▶ **INSTRUCTION**
Without the pictures, set down the records below word for word.

[Figure dataset records]

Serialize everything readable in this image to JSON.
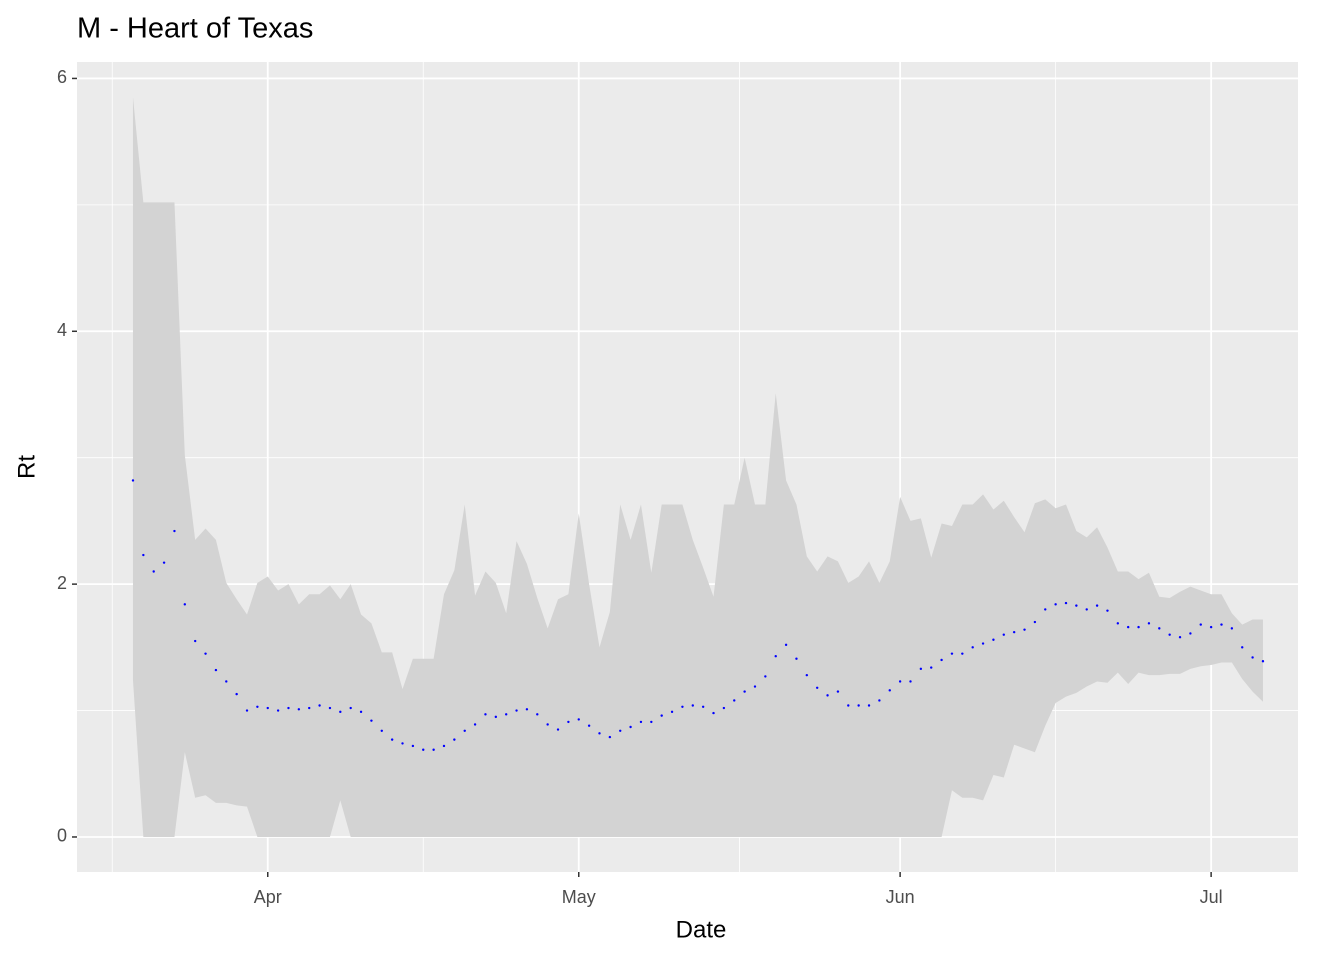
{
  "chart_data": {
    "type": "ribbon-points",
    "title": "M - Heart of Texas",
    "x_label": "Date",
    "y_label": "Rt",
    "x": [
      1,
      2,
      3,
      4,
      5,
      6,
      7,
      8,
      9,
      10,
      11,
      12,
      13,
      14,
      15,
      16,
      17,
      18,
      19,
      20,
      21,
      22,
      23,
      24,
      25,
      26,
      27,
      28,
      29,
      30,
      31,
      32,
      33,
      34,
      35,
      36,
      37,
      38,
      39,
      40,
      41,
      42,
      43,
      44,
      45,
      46,
      47,
      48,
      49,
      50,
      51,
      52,
      53,
      54,
      55,
      56,
      57,
      58,
      59,
      60,
      61,
      62,
      63,
      64,
      65,
      66,
      67,
      68,
      69,
      70,
      71,
      72,
      73,
      74,
      75,
      76,
      77,
      78,
      79,
      80,
      81,
      82,
      83,
      84,
      85,
      86,
      87,
      88,
      89,
      90,
      91,
      92,
      93,
      94,
      95,
      96,
      97,
      98,
      99,
      100,
      101,
      102,
      103,
      104,
      105,
      106,
      107,
      108,
      109,
      110
    ],
    "values": [
      2.82,
      2.23,
      2.1,
      2.17,
      2.42,
      1.84,
      1.55,
      1.45,
      1.32,
      1.23,
      1.13,
      1.0,
      1.03,
      1.02,
      1.0,
      1.02,
      1.01,
      1.02,
      1.04,
      1.02,
      0.99,
      1.02,
      0.99,
      0.92,
      0.84,
      0.77,
      0.74,
      0.72,
      0.69,
      0.69,
      0.72,
      0.77,
      0.84,
      0.89,
      0.97,
      0.95,
      0.97,
      1.0,
      1.01,
      0.97,
      0.89,
      0.85,
      0.91,
      0.93,
      0.88,
      0.82,
      0.79,
      0.84,
      0.87,
      0.91,
      0.91,
      0.96,
      0.99,
      1.03,
      1.04,
      1.03,
      0.98,
      1.02,
      1.08,
      1.15,
      1.19,
      1.27,
      1.43,
      1.52,
      1.41,
      1.28,
      1.18,
      1.12,
      1.15,
      1.04,
      1.04,
      1.04,
      1.08,
      1.16,
      1.23,
      1.23,
      1.33,
      1.34,
      1.4,
      1.45,
      1.45,
      1.5,
      1.53,
      1.56,
      1.6,
      1.62,
      1.64,
      1.7,
      1.8,
      1.84,
      1.85,
      1.83,
      1.8,
      1.83,
      1.79,
      1.69,
      1.66,
      1.66,
      1.69,
      1.65,
      1.6,
      1.58,
      1.61,
      1.68,
      1.66,
      1.68,
      1.65,
      1.5,
      1.42,
      1.39
    ],
    "upper": [
      5.85,
      5.02,
      5.02,
      5.02,
      5.02,
      3.02,
      2.35,
      2.44,
      2.35,
      2.01,
      1.88,
      1.76,
      2.01,
      2.06,
      1.95,
      2.0,
      1.84,
      1.92,
      1.92,
      1.99,
      1.88,
      2.0,
      1.76,
      1.69,
      1.46,
      1.46,
      1.17,
      1.41,
      1.41,
      1.41,
      1.92,
      2.11,
      2.63,
      1.91,
      2.1,
      2.01,
      1.77,
      2.34,
      2.16,
      1.89,
      1.65,
      1.88,
      1.92,
      2.56,
      2.0,
      1.5,
      1.78,
      2.63,
      2.35,
      2.63,
      2.09,
      2.63,
      2.63,
      2.63,
      2.35,
      2.13,
      1.9,
      2.63,
      2.63,
      3.0,
      2.63,
      2.63,
      3.51,
      2.82,
      2.63,
      2.22,
      2.1,
      2.22,
      2.18,
      2.01,
      2.06,
      2.18,
      2.01,
      2.18,
      2.69,
      2.5,
      2.52,
      2.21,
      2.48,
      2.46,
      2.63,
      2.63,
      2.71,
      2.59,
      2.66,
      2.53,
      2.41,
      2.64,
      2.67,
      2.6,
      2.63,
      2.42,
      2.37,
      2.45,
      2.29,
      2.1,
      2.1,
      2.04,
      2.09,
      1.9,
      1.89,
      1.94,
      1.98,
      1.95,
      1.92,
      1.92,
      1.77,
      1.68,
      1.72,
      1.72
    ],
    "lower": [
      1.24,
      0,
      0,
      0,
      0,
      0.67,
      0.31,
      0.33,
      0.27,
      0.27,
      0.25,
      0.24,
      0,
      0,
      0,
      0,
      0,
      0,
      0,
      0,
      0.29,
      0,
      0,
      0,
      0,
      0,
      0,
      0,
      0,
      0,
      0,
      0,
      0,
      0,
      0,
      0,
      0,
      0,
      0,
      0,
      0,
      0,
      0,
      0,
      0,
      0,
      0,
      0,
      0,
      0,
      0,
      0,
      0,
      0,
      0,
      0,
      0,
      0,
      0,
      0,
      0,
      0,
      0,
      0,
      0,
      0,
      0,
      0,
      0,
      0,
      0,
      0,
      0,
      0,
      0,
      0,
      0,
      0,
      0,
      0.37,
      0.31,
      0.31,
      0.29,
      0.49,
      0.47,
      0.73,
      0.7,
      0.67,
      0.88,
      1.06,
      1.11,
      1.14,
      1.19,
      1.23,
      1.22,
      1.3,
      1.21,
      1.3,
      1.28,
      1.28,
      1.29,
      1.29,
      1.33,
      1.35,
      1.36,
      1.38,
      1.38,
      1.25,
      1.15,
      1.07
    ],
    "color": "#0000ff",
    "ribbon_color": "#d3d3d3",
    "xlim": [
      -4.4,
      113.38
    ],
    "ylim": [
      -0.277,
      6.13
    ],
    "xticks": [
      {
        "value": 14,
        "label": "Apr"
      },
      {
        "value": 44,
        "label": "May"
      },
      {
        "value": 75,
        "label": "Jun"
      },
      {
        "value": 105,
        "label": "Jul"
      }
    ],
    "yticks": [
      0,
      2,
      4,
      6
    ],
    "grid": true
  }
}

▶ **TASK RESULT**
Serialize everything readable in this image to JSON.
{
  "chart_data": {
    "type": "ribbon-points",
    "title": "M - Heart of Texas",
    "x_label": "Date",
    "y_label": "Rt",
    "x": [
      1,
      2,
      3,
      4,
      5,
      6,
      7,
      8,
      9,
      10,
      11,
      12,
      13,
      14,
      15,
      16,
      17,
      18,
      19,
      20,
      21,
      22,
      23,
      24,
      25,
      26,
      27,
      28,
      29,
      30,
      31,
      32,
      33,
      34,
      35,
      36,
      37,
      38,
      39,
      40,
      41,
      42,
      43,
      44,
      45,
      46,
      47,
      48,
      49,
      50,
      51,
      52,
      53,
      54,
      55,
      56,
      57,
      58,
      59,
      60,
      61,
      62,
      63,
      64,
      65,
      66,
      67,
      68,
      69,
      70,
      71,
      72,
      73,
      74,
      75,
      76,
      77,
      78,
      79,
      80,
      81,
      82,
      83,
      84,
      85,
      86,
      87,
      88,
      89,
      90,
      91,
      92,
      93,
      94,
      95,
      96,
      97,
      98,
      99,
      100,
      101,
      102,
      103,
      104,
      105,
      106,
      107,
      108,
      109,
      110
    ],
    "values": [
      2.82,
      2.23,
      2.1,
      2.17,
      2.42,
      1.84,
      1.55,
      1.45,
      1.32,
      1.23,
      1.13,
      1.0,
      1.03,
      1.02,
      1.0,
      1.02,
      1.01,
      1.02,
      1.04,
      1.02,
      0.99,
      1.02,
      0.99,
      0.92,
      0.84,
      0.77,
      0.74,
      0.72,
      0.69,
      0.69,
      0.72,
      0.77,
      0.84,
      0.89,
      0.97,
      0.95,
      0.97,
      1.0,
      1.01,
      0.97,
      0.89,
      0.85,
      0.91,
      0.93,
      0.88,
      0.82,
      0.79,
      0.84,
      0.87,
      0.91,
      0.91,
      0.96,
      0.99,
      1.03,
      1.04,
      1.03,
      0.98,
      1.02,
      1.08,
      1.15,
      1.19,
      1.27,
      1.43,
      1.52,
      1.41,
      1.28,
      1.18,
      1.12,
      1.15,
      1.04,
      1.04,
      1.04,
      1.08,
      1.16,
      1.23,
      1.23,
      1.33,
      1.34,
      1.4,
      1.45,
      1.45,
      1.5,
      1.53,
      1.56,
      1.6,
      1.62,
      1.64,
      1.7,
      1.8,
      1.84,
      1.85,
      1.83,
      1.8,
      1.83,
      1.79,
      1.69,
      1.66,
      1.66,
      1.69,
      1.65,
      1.6,
      1.58,
      1.61,
      1.68,
      1.66,
      1.68,
      1.65,
      1.5,
      1.42,
      1.39
    ],
    "upper": [
      5.85,
      5.02,
      5.02,
      5.02,
      5.02,
      3.02,
      2.35,
      2.44,
      2.35,
      2.01,
      1.88,
      1.76,
      2.01,
      2.06,
      1.95,
      2.0,
      1.84,
      1.92,
      1.92,
      1.99,
      1.88,
      2.0,
      1.76,
      1.69,
      1.46,
      1.46,
      1.17,
      1.41,
      1.41,
      1.41,
      1.92,
      2.11,
      2.63,
      1.91,
      2.1,
      2.01,
      1.77,
      2.34,
      2.16,
      1.89,
      1.65,
      1.88,
      1.92,
      2.56,
      2.0,
      1.5,
      1.78,
      2.63,
      2.35,
      2.63,
      2.09,
      2.63,
      2.63,
      2.63,
      2.35,
      2.13,
      1.9,
      2.63,
      2.63,
      3.0,
      2.63,
      2.63,
      3.51,
      2.82,
      2.63,
      2.22,
      2.1,
      2.22,
      2.18,
      2.01,
      2.06,
      2.18,
      2.01,
      2.18,
      2.69,
      2.5,
      2.52,
      2.21,
      2.48,
      2.46,
      2.63,
      2.63,
      2.71,
      2.59,
      2.66,
      2.53,
      2.41,
      2.64,
      2.67,
      2.6,
      2.63,
      2.42,
      2.37,
      2.45,
      2.29,
      2.1,
      2.1,
      2.04,
      2.09,
      1.9,
      1.89,
      1.94,
      1.98,
      1.95,
      1.92,
      1.92,
      1.77,
      1.68,
      1.72,
      1.72
    ],
    "lower": [
      1.24,
      0,
      0,
      0,
      0,
      0.67,
      0.31,
      0.33,
      0.27,
      0.27,
      0.25,
      0.24,
      0,
      0,
      0,
      0,
      0,
      0,
      0,
      0,
      0.29,
      0,
      0,
      0,
      0,
      0,
      0,
      0,
      0,
      0,
      0,
      0,
      0,
      0,
      0,
      0,
      0,
      0,
      0,
      0,
      0,
      0,
      0,
      0,
      0,
      0,
      0,
      0,
      0,
      0,
      0,
      0,
      0,
      0,
      0,
      0,
      0,
      0,
      0,
      0,
      0,
      0,
      0,
      0,
      0,
      0,
      0,
      0,
      0,
      0,
      0,
      0,
      0,
      0,
      0,
      0,
      0,
      0,
      0,
      0.37,
      0.31,
      0.31,
      0.29,
      0.49,
      0.47,
      0.73,
      0.7,
      0.67,
      0.88,
      1.06,
      1.11,
      1.14,
      1.19,
      1.23,
      1.22,
      1.3,
      1.21,
      1.3,
      1.28,
      1.28,
      1.29,
      1.29,
      1.33,
      1.35,
      1.36,
      1.38,
      1.38,
      1.25,
      1.15,
      1.07
    ],
    "color": "#0000ff",
    "ribbon_color": "#d3d3d3",
    "xlim": [
      -4.4,
      113.38
    ],
    "ylim": [
      -0.277,
      6.13
    ],
    "xticks": [
      {
        "value": 14,
        "label": "Apr"
      },
      {
        "value": 44,
        "label": "May"
      },
      {
        "value": 75,
        "label": "Jun"
      },
      {
        "value": 105,
        "label": "Jul"
      }
    ],
    "yticks": [
      0,
      2,
      4,
      6
    ],
    "grid": true
  }
}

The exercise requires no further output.